## [To be done]
Records follow. Select each line holding "Panels".

## [Raw data]
— start —

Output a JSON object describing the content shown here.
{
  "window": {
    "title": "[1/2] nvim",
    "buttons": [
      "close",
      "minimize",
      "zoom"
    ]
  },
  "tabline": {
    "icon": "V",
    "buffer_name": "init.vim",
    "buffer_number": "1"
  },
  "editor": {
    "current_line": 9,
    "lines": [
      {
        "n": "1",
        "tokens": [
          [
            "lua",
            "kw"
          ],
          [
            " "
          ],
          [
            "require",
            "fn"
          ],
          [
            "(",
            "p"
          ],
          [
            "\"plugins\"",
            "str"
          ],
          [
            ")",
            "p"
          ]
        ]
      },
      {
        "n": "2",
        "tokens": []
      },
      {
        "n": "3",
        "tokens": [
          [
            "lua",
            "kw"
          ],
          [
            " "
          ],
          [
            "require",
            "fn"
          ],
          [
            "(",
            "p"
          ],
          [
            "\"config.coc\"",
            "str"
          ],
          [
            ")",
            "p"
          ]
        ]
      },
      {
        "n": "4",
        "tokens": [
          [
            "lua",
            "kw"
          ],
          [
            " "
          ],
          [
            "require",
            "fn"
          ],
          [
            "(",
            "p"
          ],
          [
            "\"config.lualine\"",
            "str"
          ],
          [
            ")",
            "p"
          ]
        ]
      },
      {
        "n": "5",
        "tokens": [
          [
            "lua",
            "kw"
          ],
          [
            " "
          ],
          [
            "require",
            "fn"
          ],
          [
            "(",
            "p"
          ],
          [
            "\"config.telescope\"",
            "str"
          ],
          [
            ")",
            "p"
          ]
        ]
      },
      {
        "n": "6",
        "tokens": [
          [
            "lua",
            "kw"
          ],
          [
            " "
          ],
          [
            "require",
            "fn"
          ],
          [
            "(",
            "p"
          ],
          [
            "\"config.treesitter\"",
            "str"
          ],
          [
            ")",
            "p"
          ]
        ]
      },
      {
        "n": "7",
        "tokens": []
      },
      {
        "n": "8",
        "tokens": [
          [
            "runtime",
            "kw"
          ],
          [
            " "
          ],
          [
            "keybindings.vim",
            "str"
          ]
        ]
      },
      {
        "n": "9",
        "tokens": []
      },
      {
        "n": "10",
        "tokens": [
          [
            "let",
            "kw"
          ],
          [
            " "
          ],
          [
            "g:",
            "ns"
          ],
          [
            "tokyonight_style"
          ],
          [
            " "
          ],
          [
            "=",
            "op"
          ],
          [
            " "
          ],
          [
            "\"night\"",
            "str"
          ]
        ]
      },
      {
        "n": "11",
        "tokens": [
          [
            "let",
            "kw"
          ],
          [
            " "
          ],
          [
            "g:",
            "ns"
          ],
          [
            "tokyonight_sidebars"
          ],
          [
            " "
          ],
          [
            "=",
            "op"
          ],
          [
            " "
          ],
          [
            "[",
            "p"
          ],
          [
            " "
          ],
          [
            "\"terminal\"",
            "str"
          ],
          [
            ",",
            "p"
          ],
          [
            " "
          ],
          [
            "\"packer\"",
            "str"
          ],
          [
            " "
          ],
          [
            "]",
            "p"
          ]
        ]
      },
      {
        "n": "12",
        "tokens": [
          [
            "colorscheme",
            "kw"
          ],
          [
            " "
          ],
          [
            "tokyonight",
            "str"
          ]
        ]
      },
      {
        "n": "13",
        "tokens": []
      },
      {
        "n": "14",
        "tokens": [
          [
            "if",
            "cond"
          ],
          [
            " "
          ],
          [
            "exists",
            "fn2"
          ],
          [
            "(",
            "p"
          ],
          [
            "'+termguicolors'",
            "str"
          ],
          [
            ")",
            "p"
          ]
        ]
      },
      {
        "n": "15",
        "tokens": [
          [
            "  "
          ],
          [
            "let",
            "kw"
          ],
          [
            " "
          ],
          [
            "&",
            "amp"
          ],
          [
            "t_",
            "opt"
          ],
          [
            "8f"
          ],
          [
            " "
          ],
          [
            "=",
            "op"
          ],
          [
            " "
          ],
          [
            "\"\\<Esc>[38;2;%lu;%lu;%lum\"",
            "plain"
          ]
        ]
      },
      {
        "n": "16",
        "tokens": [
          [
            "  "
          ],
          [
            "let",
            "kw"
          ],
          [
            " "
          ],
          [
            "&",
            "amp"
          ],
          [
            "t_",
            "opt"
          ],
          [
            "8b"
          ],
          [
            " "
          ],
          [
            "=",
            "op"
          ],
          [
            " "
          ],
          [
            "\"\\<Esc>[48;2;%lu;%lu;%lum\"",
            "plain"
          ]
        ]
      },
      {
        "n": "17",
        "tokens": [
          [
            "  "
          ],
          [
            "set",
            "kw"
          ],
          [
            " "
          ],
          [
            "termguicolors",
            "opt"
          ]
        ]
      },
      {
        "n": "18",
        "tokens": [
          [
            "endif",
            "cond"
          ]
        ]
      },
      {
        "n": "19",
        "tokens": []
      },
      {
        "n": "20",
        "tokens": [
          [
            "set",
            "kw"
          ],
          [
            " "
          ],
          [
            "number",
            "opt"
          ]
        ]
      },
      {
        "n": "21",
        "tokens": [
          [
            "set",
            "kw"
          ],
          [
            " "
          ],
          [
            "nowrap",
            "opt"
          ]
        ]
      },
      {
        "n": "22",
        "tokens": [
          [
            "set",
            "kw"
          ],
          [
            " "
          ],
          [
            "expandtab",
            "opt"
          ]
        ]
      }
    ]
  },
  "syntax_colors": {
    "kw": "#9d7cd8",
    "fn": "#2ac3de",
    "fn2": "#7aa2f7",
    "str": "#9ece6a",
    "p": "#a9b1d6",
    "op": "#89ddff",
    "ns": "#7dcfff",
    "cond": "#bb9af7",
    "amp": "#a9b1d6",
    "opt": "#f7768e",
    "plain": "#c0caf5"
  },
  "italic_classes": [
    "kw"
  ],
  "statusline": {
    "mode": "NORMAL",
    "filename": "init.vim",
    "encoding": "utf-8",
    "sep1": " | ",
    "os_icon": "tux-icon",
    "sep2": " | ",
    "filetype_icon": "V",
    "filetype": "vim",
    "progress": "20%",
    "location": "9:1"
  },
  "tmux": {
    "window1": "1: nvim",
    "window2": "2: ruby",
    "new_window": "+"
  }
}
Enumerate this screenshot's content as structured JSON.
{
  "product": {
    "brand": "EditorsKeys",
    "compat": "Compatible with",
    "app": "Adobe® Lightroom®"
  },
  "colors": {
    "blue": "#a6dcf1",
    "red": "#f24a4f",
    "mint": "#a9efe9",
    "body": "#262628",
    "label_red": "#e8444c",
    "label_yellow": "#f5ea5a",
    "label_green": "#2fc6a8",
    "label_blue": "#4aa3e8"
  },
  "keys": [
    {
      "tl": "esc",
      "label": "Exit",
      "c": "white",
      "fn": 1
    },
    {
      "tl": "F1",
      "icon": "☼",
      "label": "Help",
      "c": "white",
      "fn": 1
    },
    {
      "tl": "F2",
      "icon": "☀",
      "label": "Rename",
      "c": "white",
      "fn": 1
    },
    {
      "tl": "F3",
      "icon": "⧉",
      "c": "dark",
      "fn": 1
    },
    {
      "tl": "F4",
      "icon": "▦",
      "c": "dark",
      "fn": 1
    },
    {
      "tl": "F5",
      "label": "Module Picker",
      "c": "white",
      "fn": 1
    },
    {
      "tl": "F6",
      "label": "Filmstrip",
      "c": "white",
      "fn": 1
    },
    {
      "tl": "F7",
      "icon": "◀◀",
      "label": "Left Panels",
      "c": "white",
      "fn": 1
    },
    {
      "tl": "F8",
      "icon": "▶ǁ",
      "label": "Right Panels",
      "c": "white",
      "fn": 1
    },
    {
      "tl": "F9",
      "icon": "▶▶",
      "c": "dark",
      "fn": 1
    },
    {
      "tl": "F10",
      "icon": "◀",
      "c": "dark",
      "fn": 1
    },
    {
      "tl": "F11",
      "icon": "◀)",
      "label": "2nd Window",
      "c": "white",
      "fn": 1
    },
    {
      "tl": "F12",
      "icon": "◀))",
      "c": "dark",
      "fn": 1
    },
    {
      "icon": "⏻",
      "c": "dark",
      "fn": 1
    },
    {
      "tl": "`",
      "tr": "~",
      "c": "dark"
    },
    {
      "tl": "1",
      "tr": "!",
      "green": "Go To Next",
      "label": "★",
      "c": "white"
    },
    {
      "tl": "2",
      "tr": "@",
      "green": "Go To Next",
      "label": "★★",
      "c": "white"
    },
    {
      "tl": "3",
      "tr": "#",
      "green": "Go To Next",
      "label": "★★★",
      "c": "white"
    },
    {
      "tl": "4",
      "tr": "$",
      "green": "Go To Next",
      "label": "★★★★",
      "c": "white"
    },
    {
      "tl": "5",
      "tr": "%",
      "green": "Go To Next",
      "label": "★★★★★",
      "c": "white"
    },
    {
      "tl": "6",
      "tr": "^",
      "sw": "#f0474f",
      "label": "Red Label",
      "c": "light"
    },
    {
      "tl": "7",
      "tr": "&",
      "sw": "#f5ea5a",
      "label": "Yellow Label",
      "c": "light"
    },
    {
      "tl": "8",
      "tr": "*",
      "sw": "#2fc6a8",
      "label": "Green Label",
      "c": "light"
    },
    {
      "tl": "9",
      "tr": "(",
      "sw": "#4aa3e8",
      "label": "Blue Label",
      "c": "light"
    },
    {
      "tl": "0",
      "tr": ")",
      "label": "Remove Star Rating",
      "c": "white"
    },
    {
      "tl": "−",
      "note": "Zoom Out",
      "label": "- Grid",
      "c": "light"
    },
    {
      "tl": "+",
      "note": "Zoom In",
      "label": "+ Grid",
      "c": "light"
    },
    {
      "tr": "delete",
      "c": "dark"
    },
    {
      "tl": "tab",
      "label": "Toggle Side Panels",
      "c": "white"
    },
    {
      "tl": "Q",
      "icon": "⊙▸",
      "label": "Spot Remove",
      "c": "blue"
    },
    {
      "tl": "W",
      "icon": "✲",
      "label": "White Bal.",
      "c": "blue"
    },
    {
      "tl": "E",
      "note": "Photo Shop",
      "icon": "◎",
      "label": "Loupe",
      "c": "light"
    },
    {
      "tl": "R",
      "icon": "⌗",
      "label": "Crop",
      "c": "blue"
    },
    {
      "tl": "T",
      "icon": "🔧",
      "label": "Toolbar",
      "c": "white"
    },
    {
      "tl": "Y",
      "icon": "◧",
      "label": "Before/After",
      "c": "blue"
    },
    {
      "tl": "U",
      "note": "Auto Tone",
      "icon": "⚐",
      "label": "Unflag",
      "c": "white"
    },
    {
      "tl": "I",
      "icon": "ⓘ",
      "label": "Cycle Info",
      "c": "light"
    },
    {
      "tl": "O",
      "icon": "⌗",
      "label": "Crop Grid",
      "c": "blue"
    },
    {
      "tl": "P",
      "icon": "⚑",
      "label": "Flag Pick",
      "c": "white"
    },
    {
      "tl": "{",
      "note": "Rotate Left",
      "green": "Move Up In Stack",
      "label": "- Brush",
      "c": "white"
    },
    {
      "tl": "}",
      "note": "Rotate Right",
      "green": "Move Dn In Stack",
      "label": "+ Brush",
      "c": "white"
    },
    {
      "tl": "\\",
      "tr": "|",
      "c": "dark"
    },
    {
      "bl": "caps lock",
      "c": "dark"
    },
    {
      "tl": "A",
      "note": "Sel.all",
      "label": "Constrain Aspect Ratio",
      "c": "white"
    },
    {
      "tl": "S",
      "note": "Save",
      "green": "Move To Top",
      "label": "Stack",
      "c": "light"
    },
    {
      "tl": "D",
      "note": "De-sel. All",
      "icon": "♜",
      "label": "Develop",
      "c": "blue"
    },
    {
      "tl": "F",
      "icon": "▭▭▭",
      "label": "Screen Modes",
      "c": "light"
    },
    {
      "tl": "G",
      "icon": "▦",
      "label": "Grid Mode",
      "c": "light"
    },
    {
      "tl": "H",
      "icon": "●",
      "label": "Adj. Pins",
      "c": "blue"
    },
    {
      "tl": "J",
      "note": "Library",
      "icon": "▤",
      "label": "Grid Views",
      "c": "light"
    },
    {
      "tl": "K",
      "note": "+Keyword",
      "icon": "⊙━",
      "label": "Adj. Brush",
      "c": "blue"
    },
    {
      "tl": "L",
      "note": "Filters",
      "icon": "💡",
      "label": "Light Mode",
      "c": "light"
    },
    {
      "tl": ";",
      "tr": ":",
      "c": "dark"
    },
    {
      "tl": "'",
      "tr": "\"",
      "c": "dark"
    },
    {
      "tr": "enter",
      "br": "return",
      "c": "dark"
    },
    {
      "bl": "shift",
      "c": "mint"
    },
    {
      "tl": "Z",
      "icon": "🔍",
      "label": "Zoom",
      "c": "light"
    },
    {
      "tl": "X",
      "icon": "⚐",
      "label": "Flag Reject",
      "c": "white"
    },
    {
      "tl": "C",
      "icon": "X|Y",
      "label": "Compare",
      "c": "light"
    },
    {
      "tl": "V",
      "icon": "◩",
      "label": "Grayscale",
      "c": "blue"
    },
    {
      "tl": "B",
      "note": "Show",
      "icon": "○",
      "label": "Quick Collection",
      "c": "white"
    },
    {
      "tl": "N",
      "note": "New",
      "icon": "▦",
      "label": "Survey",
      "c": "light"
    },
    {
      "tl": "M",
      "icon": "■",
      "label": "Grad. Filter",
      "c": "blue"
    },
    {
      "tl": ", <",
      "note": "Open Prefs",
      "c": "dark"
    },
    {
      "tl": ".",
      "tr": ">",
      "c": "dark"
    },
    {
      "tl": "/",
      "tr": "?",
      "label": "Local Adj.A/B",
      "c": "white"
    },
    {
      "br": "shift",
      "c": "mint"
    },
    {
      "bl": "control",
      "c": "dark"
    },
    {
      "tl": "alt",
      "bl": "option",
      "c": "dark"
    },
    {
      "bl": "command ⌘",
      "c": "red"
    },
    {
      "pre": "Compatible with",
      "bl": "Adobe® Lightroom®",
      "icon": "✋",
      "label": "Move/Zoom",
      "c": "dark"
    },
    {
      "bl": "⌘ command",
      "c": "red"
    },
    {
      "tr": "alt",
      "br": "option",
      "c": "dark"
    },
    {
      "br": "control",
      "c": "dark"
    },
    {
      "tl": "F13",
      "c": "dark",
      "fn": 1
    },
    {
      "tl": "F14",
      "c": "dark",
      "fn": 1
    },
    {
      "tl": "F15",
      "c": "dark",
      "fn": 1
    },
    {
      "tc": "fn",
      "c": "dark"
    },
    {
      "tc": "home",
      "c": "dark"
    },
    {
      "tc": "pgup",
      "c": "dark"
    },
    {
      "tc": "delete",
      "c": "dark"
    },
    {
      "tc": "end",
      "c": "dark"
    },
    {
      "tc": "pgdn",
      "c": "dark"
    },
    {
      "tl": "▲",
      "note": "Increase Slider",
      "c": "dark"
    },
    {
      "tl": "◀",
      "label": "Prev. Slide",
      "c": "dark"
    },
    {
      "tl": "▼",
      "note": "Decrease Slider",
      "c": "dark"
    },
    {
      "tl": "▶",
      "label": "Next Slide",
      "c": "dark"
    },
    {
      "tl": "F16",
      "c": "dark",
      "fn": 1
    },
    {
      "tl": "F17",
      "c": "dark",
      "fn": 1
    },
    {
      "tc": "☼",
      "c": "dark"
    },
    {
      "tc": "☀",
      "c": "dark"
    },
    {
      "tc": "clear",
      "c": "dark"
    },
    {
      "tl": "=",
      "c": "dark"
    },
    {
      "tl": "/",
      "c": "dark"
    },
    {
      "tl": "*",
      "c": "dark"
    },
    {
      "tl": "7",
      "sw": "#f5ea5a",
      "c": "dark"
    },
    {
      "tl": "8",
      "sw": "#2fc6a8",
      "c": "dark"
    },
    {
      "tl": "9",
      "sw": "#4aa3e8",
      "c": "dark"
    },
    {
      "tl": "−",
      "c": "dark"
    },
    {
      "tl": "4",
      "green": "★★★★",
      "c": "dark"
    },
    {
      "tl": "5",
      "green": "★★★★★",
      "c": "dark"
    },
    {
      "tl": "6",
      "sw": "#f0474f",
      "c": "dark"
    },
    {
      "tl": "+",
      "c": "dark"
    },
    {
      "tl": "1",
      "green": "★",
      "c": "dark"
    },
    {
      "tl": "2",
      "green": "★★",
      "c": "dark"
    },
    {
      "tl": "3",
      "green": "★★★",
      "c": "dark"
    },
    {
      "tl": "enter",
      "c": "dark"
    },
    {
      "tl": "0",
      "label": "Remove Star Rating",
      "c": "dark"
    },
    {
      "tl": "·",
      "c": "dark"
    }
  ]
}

— end —

## [Full answer]
      "label": "Left Panels",
      "label": "Right Panels",
      "label": "Toggle Side Panels",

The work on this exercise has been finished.